### Given records

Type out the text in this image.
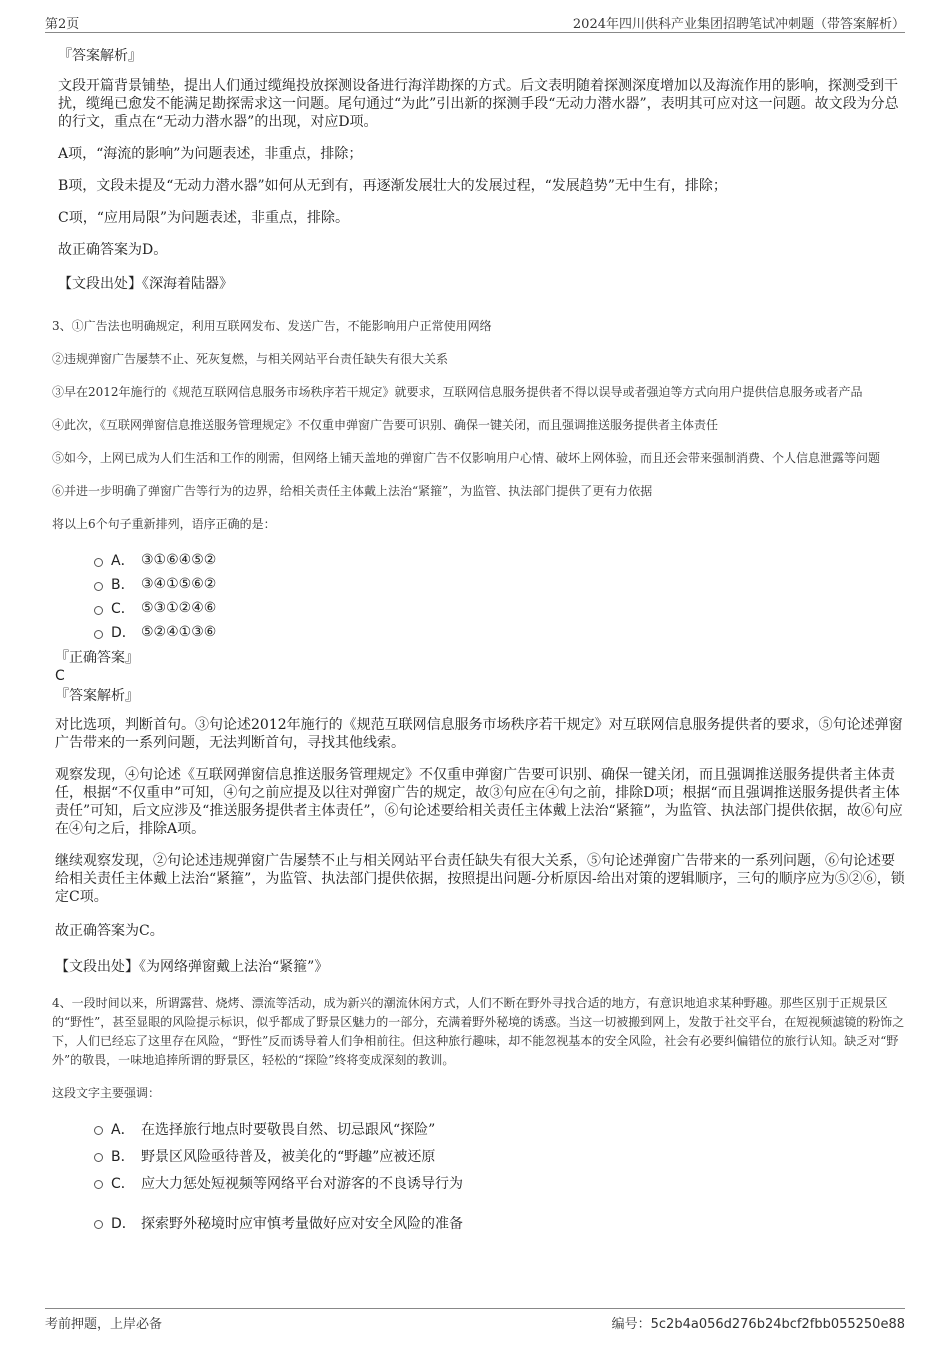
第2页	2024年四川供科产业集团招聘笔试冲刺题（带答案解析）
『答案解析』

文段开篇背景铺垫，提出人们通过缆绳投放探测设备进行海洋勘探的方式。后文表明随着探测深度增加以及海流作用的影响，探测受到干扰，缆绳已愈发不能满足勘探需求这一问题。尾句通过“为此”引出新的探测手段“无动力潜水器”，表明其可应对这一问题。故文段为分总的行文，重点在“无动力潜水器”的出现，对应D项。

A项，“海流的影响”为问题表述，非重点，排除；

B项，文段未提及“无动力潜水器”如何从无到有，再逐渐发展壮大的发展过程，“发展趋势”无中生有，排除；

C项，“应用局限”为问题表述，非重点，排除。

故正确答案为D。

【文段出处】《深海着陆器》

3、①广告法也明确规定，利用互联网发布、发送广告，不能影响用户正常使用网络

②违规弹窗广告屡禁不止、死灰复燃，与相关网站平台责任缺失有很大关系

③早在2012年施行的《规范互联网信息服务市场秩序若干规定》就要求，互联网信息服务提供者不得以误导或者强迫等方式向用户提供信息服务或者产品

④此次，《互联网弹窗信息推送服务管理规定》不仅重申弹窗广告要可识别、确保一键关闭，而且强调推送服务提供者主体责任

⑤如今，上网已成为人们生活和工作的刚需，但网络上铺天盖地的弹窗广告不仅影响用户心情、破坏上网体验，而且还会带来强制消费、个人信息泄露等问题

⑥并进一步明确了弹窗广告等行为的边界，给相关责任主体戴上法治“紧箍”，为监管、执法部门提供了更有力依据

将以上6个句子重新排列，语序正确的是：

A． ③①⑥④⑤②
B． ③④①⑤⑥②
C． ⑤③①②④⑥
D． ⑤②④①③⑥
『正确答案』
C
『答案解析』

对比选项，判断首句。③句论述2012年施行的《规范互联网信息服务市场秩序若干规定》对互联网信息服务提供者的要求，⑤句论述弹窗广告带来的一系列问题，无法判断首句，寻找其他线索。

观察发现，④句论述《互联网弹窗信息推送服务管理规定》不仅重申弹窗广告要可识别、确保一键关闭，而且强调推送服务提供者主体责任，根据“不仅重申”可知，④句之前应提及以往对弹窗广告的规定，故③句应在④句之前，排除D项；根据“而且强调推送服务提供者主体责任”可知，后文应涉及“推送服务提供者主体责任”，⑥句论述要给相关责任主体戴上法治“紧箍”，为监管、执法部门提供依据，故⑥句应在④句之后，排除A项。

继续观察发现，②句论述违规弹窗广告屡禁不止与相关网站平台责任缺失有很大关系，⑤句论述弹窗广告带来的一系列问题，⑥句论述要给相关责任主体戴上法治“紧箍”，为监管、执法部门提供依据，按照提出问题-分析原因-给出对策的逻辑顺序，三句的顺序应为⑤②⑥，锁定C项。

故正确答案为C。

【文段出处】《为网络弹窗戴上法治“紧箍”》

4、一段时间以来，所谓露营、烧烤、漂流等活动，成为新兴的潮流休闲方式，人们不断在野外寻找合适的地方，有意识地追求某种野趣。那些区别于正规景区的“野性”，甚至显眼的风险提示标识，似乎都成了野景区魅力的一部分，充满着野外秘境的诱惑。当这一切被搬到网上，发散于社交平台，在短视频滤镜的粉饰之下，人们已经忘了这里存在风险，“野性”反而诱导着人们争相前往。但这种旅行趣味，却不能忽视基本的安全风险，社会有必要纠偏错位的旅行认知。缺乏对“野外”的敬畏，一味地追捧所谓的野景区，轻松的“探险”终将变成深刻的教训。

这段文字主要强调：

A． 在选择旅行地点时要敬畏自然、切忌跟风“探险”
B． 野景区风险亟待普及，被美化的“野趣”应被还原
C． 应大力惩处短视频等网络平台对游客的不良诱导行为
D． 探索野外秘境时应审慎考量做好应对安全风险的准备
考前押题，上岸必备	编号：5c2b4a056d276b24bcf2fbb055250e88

######
### Given records

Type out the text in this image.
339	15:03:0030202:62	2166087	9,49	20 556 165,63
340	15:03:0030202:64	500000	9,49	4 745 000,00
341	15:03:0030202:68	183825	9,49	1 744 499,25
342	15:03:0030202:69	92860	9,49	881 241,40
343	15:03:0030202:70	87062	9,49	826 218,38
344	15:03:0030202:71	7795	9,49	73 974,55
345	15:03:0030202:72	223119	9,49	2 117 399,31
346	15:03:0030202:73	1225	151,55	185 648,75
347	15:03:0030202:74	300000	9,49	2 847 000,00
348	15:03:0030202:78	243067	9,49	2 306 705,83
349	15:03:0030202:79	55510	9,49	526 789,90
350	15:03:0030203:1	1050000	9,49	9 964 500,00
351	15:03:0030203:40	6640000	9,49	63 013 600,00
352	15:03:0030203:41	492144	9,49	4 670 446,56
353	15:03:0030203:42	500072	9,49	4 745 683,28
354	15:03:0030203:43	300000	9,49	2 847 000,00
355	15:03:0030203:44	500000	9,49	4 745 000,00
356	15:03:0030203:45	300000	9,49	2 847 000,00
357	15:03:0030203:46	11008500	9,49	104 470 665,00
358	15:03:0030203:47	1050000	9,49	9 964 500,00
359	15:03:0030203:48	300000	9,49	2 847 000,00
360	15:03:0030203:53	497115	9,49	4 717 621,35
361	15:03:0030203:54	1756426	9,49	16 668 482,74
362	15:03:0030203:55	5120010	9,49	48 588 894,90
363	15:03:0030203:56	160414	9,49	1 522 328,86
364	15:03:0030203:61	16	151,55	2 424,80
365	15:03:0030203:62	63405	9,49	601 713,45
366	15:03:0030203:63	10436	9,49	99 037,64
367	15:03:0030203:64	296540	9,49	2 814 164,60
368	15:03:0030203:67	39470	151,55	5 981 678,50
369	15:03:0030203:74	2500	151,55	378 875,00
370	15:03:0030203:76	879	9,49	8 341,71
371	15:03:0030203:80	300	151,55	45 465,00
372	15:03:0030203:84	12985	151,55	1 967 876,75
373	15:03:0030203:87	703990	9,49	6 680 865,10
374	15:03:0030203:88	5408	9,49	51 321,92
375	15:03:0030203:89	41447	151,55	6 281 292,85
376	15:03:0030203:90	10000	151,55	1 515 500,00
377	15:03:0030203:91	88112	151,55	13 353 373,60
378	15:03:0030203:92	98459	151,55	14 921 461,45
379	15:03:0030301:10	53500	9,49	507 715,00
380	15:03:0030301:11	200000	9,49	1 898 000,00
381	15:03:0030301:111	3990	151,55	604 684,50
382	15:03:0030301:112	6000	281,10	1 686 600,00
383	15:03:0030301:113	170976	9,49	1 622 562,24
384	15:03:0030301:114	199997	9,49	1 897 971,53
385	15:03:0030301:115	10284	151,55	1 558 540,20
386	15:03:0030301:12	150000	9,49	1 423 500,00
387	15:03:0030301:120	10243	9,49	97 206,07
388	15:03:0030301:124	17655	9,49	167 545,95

######

What the task asks:
Filter the records above for lines containing the word "确保一键关闭", and copy those lines.

Solution to this task:
④此次，《互联网弹窗信息推送服务管理规定》不仅重申弹窗广告要可识别、确保一键关闭，而且强调推送服务提供者主体责任
观察发现，④句论述《互联网弹窗信息推送服务管理规定》不仅重申弹窗广告要可识别、确保一键关闭，而且强调推送服务提供者主体责任，根据“不仅重申”可知，④句之前应提及以往对弹窗广告的规定，故③句应在④句之前，排除D项；根据“而且强调推送服务提供者主体责任”可知，后文应涉及“推送服务提供者主体责任”，⑥句论述要给相关责任主体戴上法治“紧箍”，为监管、执法部门提供依据，故⑥句应在④句之后，排除A项。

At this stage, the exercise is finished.